— BEGIN Material supplied —

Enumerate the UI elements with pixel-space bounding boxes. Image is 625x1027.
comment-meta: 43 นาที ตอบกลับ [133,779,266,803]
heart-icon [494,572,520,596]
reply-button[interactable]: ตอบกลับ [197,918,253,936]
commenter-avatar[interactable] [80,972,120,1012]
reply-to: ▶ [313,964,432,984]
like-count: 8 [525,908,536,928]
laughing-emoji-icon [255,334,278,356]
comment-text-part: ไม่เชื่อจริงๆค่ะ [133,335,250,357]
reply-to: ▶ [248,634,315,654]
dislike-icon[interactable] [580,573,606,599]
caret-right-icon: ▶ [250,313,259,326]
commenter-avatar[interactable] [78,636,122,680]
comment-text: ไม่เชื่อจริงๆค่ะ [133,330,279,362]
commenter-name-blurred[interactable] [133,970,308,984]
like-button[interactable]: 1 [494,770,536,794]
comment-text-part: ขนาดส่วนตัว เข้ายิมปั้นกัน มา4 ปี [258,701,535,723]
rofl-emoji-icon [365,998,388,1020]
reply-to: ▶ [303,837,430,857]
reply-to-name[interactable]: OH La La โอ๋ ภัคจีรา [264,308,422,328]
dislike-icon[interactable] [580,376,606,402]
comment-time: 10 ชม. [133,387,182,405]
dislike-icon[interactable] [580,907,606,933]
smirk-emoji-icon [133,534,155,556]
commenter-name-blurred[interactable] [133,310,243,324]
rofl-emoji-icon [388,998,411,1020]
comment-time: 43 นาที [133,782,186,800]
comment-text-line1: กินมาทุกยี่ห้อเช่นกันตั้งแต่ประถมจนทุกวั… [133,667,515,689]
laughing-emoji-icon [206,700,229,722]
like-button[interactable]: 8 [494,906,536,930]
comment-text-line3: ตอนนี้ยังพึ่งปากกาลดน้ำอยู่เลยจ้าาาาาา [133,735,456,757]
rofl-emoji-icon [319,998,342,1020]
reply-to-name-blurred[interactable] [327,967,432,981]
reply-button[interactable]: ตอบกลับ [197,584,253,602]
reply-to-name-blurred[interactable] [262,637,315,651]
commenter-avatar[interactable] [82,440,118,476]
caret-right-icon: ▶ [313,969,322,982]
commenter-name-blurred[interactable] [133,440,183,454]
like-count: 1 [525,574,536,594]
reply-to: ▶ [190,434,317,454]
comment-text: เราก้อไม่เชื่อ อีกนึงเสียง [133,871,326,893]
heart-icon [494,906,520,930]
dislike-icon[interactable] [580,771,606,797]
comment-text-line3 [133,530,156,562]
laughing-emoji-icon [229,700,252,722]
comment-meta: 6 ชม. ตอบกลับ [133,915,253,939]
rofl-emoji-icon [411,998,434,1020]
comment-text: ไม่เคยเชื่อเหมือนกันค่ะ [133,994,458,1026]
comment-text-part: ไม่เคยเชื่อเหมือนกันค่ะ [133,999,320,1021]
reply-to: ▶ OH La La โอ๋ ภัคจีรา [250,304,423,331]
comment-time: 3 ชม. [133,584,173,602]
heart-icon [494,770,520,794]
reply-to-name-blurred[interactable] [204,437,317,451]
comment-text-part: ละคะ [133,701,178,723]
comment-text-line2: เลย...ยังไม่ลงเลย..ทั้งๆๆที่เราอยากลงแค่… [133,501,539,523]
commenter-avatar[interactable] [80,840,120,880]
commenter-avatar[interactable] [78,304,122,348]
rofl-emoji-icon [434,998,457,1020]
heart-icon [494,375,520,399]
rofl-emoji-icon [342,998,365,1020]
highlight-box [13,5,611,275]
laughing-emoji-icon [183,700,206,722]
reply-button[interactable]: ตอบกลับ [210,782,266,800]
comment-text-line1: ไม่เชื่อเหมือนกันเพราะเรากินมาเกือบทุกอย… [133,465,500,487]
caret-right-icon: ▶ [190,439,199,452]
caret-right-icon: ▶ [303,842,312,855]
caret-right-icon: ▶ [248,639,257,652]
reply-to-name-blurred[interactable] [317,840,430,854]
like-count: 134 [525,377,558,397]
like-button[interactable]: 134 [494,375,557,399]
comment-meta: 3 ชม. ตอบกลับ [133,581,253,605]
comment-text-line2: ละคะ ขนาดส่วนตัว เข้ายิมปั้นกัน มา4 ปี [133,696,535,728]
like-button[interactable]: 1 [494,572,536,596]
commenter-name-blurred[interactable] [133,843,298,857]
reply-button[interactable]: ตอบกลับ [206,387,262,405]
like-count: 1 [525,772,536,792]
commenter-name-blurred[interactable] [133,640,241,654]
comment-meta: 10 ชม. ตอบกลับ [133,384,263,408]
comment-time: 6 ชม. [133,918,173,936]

— END Material supplied —

Task objective — Rewrite the data from its first line up to and including the line with "laughing-emoji-icon [255,334,278,356]", changing "heart-icon" to "love-icon" and keeping everything else the same.

Solution to the problem —
Enumerate the UI elements with pixel-space bounding boxes. Image is 625x1027.
comment-meta: 43 นาที ตอบกลับ [133,779,266,803]
love-icon [494,572,520,596]
reply-button[interactable]: ตอบกลับ [197,918,253,936]
commenter-avatar[interactable] [80,972,120,1012]
reply-to: ▶ [313,964,432,984]
like-count: 8 [525,908,536,928]
laughing-emoji-icon [255,334,278,356]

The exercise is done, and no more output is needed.